Requirements
Could you copy every one of the records below, character for character, without changing anything?

____________

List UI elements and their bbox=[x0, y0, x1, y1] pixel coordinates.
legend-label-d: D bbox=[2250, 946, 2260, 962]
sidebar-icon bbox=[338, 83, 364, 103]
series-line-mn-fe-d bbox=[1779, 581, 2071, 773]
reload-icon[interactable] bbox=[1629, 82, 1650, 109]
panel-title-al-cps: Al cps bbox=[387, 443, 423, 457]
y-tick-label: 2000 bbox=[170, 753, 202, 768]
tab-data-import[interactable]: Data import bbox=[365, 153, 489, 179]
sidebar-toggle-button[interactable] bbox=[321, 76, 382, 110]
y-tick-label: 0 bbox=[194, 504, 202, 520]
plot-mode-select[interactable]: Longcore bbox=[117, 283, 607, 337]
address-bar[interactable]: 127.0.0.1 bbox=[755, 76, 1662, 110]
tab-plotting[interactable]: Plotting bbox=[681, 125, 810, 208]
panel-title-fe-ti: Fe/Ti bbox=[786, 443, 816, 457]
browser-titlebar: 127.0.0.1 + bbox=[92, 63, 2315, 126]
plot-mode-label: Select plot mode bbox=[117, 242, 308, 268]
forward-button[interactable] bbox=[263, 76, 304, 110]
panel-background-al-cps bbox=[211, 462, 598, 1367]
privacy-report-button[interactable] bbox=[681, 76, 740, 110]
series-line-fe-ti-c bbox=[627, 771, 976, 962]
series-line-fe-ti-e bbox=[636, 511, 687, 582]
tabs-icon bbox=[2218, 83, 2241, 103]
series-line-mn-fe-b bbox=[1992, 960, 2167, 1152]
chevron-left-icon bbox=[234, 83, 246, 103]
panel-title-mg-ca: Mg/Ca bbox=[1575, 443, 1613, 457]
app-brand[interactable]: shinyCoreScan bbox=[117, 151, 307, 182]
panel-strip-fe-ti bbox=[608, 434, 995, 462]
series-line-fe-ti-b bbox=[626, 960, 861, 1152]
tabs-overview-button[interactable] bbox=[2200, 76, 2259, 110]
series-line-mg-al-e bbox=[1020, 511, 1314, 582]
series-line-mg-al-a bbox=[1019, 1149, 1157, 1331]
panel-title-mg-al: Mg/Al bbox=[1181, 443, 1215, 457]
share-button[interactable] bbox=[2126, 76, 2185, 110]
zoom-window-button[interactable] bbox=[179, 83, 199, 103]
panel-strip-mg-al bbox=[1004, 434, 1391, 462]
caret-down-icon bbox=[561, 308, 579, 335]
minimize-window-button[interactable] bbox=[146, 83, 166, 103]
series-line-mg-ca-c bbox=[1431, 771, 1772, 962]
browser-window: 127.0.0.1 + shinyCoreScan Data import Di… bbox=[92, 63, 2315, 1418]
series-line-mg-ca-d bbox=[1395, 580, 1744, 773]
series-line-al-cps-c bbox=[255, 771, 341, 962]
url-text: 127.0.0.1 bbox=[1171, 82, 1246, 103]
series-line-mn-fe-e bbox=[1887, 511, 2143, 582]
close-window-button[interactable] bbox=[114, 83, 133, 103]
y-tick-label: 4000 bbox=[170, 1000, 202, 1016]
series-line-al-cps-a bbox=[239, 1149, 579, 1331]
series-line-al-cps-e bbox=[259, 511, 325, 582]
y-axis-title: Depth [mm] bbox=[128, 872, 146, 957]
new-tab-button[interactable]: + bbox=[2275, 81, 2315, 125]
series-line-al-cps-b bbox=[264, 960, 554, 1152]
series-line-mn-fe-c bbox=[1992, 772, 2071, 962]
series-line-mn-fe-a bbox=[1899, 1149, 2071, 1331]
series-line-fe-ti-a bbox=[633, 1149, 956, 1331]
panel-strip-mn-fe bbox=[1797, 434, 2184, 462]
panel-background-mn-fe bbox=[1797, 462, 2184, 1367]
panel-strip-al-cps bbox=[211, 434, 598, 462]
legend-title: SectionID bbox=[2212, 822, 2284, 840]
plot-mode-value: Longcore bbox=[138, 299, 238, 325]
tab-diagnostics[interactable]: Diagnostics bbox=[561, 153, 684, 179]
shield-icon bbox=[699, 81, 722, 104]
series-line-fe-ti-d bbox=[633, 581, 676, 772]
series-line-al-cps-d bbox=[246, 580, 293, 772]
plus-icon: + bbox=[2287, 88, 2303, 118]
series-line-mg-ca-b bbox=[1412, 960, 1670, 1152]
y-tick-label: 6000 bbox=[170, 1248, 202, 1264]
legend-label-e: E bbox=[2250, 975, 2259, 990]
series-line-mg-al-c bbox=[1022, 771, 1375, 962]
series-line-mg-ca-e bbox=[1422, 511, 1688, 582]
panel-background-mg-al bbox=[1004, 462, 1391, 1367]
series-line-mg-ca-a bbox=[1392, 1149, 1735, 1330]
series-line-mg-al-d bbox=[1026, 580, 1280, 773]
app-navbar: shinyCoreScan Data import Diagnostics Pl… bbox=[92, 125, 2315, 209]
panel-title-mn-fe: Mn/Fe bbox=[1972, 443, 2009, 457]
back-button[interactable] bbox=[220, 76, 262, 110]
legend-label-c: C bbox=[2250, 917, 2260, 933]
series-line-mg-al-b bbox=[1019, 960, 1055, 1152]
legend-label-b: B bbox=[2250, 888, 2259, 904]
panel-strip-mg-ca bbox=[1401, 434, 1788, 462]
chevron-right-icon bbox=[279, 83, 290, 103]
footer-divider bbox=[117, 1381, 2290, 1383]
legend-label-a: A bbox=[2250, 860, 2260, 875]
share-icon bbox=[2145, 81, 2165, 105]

____________

Completed exercise
List UI elements and their bbox=[x0, y0, x1, y1] pixel coordinates.
legend-label-d: D bbox=[2250, 946, 2260, 962]
sidebar-icon bbox=[338, 83, 364, 103]
series-line-mn-fe-d bbox=[1779, 581, 2071, 773]
reload-icon[interactable] bbox=[1629, 82, 1650, 109]
panel-title-al-cps: Al cps bbox=[387, 443, 423, 457]
y-tick-label: 2000 bbox=[170, 753, 202, 768]
tab-data-import[interactable]: Data import bbox=[365, 153, 489, 179]
sidebar-toggle-button[interactable] bbox=[321, 76, 382, 110]
y-tick-label: 0 bbox=[194, 504, 202, 520]
plot-mode-select[interactable]: Longcore bbox=[117, 283, 607, 337]
address-bar[interactable]: 127.0.0.1 bbox=[755, 76, 1662, 110]
tab-plotting[interactable]: Plotting bbox=[681, 125, 810, 208]
panel-title-fe-ti: Fe/Ti bbox=[786, 443, 816, 457]
browser-titlebar: 127.0.0.1 + bbox=[92, 63, 2315, 126]
plot-mode-label: Select plot mode bbox=[117, 242, 308, 268]
forward-button[interactable] bbox=[263, 76, 304, 110]
panel-background-al-cps bbox=[211, 462, 598, 1367]
privacy-report-button[interactable] bbox=[681, 76, 740, 110]
series-line-fe-ti-c bbox=[627, 771, 976, 962]
series-line-fe-ti-e bbox=[636, 511, 687, 582]
tabs-icon bbox=[2218, 83, 2241, 103]
series-line-mn-fe-b bbox=[1992, 960, 2167, 1152]
chevron-left-icon bbox=[234, 83, 246, 103]
panel-title-mg-ca: Mg/Ca bbox=[1575, 443, 1613, 457]
app-brand[interactable]: shinyCoreScan bbox=[117, 151, 307, 182]
panel-strip-fe-ti bbox=[608, 434, 995, 462]
series-line-fe-ti-b bbox=[626, 960, 861, 1152]
tabs-overview-button[interactable] bbox=[2200, 76, 2259, 110]
series-line-mg-al-e bbox=[1020, 511, 1314, 582]
series-line-mg-al-a bbox=[1019, 1149, 1157, 1331]
panel-title-mg-al: Mg/Al bbox=[1181, 443, 1215, 457]
share-button[interactable] bbox=[2126, 76, 2185, 110]
zoom-window-button[interactable] bbox=[179, 83, 199, 103]
panel-strip-mg-al bbox=[1004, 434, 1391, 462]
caret-down-icon bbox=[561, 308, 579, 335]
minimize-window-button[interactable] bbox=[146, 83, 166, 103]
series-line-mg-ca-c bbox=[1431, 771, 1772, 962]
browser-window: 127.0.0.1 + shinyCoreScan Data import Di… bbox=[92, 63, 2315, 1418]
series-line-mg-ca-d bbox=[1395, 580, 1744, 773]
series-line-al-cps-c bbox=[255, 771, 341, 962]
url-text: 127.0.0.1 bbox=[1171, 82, 1246, 103]
series-line-mn-fe-e bbox=[1887, 511, 2143, 582]
close-window-button[interactable] bbox=[114, 83, 133, 103]
y-tick-label: 4000 bbox=[170, 1000, 202, 1016]
series-line-al-cps-a bbox=[239, 1149, 579, 1331]
series-line-al-cps-e bbox=[259, 511, 325, 582]
y-axis-title: Depth [mm] bbox=[128, 872, 146, 957]
new-tab-button[interactable]: + bbox=[2275, 81, 2315, 125]
series-line-al-cps-b bbox=[264, 960, 554, 1152]
series-line-mn-fe-c bbox=[1992, 772, 2071, 962]
series-line-mn-fe-a bbox=[1899, 1149, 2071, 1331]
series-line-fe-ti-a bbox=[633, 1149, 956, 1331]
panel-strip-mn-fe bbox=[1797, 434, 2184, 462]
panel-background-mn-fe bbox=[1797, 462, 2184, 1367]
panel-strip-al-cps bbox=[211, 434, 598, 462]
legend-title: SectionID bbox=[2212, 822, 2284, 840]
plot-mode-value: Longcore bbox=[138, 299, 238, 325]
tab-diagnostics[interactable]: Diagnostics bbox=[561, 153, 684, 179]
shield-icon bbox=[699, 81, 722, 104]
series-line-fe-ti-d bbox=[633, 581, 676, 772]
series-line-al-cps-d bbox=[246, 580, 293, 772]
plus-icon: + bbox=[2287, 88, 2303, 118]
series-line-mg-ca-b bbox=[1412, 960, 1670, 1152]
y-tick-label: 6000 bbox=[170, 1248, 202, 1264]
legend-label-e: E bbox=[2250, 975, 2259, 990]
series-line-mg-al-c bbox=[1022, 771, 1375, 962]
series-line-mg-ca-e bbox=[1422, 511, 1688, 582]
panel-background-mg-al bbox=[1004, 462, 1391, 1367]
series-line-mg-ca-a bbox=[1392, 1149, 1735, 1330]
series-line-mg-al-d bbox=[1026, 580, 1280, 773]
app-navbar: shinyCoreScan Data import Diagnostics Pl… bbox=[92, 125, 2315, 209]
panel-title-mn-fe: Mn/Fe bbox=[1972, 443, 2009, 457]
back-button[interactable] bbox=[220, 76, 262, 110]
legend-label-c: C bbox=[2250, 917, 2260, 933]
series-line-mg-al-b bbox=[1019, 960, 1055, 1152]
legend-label-b: B bbox=[2250, 888, 2259, 904]
panel-strip-mg-ca bbox=[1401, 434, 1788, 462]
chevron-right-icon bbox=[279, 83, 290, 103]
footer-divider bbox=[117, 1381, 2290, 1383]
legend-label-a: A bbox=[2250, 860, 2260, 875]
share-icon bbox=[2145, 81, 2165, 105]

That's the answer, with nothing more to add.